___ Reading passage ___

He’s been great, and the book is great because of him. He’s so insanely talented. Just off the top of my head, one of the things he did with colour was have the characters change to orange once they tasted the orange syrup that they’d stolen. It’s such a simple, beautiful, instantly-intuitive way of showing what was going on in the narrative, how this syrup was affecting them – and he told that story entirely with colour. Gorgeous.
GdM – The Tramalfadorian notion of time feels like it was perfectly meant for comics, and it was pulled off brilliantly. Were there other elements of Slaugherhouse-Five that fit perfectly into comics? What did you and Albert Monteys do to use the medium to its fullest in this adaptation?
One of the biggest changes we made was to turn Kilgore Trout from a failed scifi novelist into a failed cartoonist. I liked it for the meta-joke: comics used to be seen as a juvenile, degenerate medium – especially at the time(s) the story takes place – so it let us humiliate this poor guy even more. But it also let us illustrate his stories as if they were these classic comic adventures (which Albert knocked out of the park, incidentally: even his colouring there matches the style at the time). And it works so well that it’s like they were meant to be seen that way. It was a little change – an easy one that I think anyone would make, given the circumstances – and it felt so natural and intentional. It was a very pleasant surprise!
GdM – Given the opportunity, are there other Vonnegut novels you would want to adapt?
Honestly, given the opportunity, I’d love to work with Albert and go through all of them in chronological order. I’m not sure we’ll ever get that opportunity – even adapting one of Vonnegut’s work was a huge honour and clearly a career highlight – but that’d be my dream job right there.
Comics can be such a collaborative medium, and what I love about it is we all want the same thing – an amazing book – but all have different skills that still have lots of overlap. So Albert will notice things in the script that could be done better and do them, for example. It’s a team effort and it’s so gratifying and satisfying when it comes together as seamlessly as this book did. Albert’s such an accomplished writer himself that I was humbled he wanted to work with my script!
GdM – To change pace here, you’ve written 3700 Dinosaur Comics and your comic is old enough to vote. How do you keep the joy in something that’s lasted that long?
The joy of Dinosaur Comics is the freedom – it’s still the same six panels I started with in 2003 and still the same (almost) blank slate, but it’s so flexible that you can go anywhere with it. For a few years I thought part of the joy was showing how flexible comics can be, but now, eighteen years in, I think I’ve proven that? So now the fun is the same thing it’s always been, at its core: exploring an idea, a relationship, a thought, and making it as fun and as entertaining as possible.

___

■ Exercise
Repeat the stretch of the interview from "GdM – To change" through "entertaining as possible.", changing "flexible" to "adaptable".

___ Data extract ___

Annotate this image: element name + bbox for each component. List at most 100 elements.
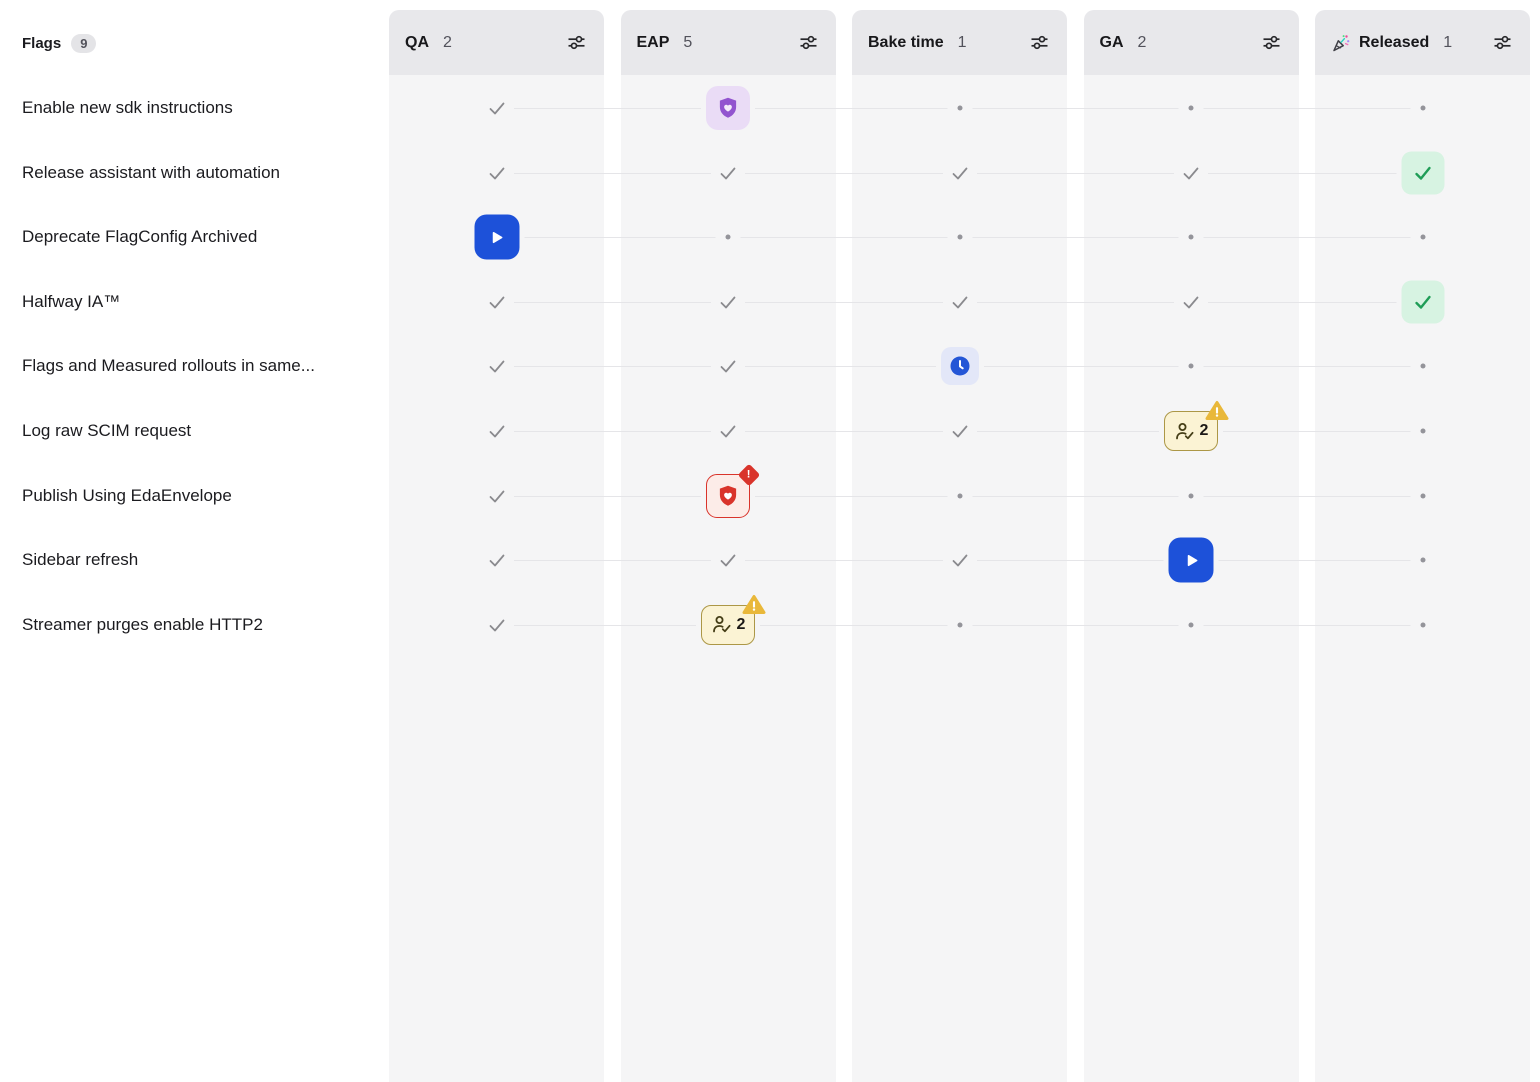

___

■ Response for this exercise
GdM – To change pace here, you’ve written 3700 Dinosaur Comics and your comic is old enough to vote. How do you keep the joy in something that’s lasted that long?
The joy of Dinosaur Comics is the freedom – it’s still the same six panels I started with in 2003 and still the same (almost) blank slate, but it’s so adaptable that you can go anywhere with it. For a few years I thought part of the joy was showing how adaptable comics can be, but now, eighteen years in, I think I’ve proven that? So now the fun is the same thing it’s always been, at its core: exploring an idea, a relationship, a thought, and making it as fun and as entertaining as possible.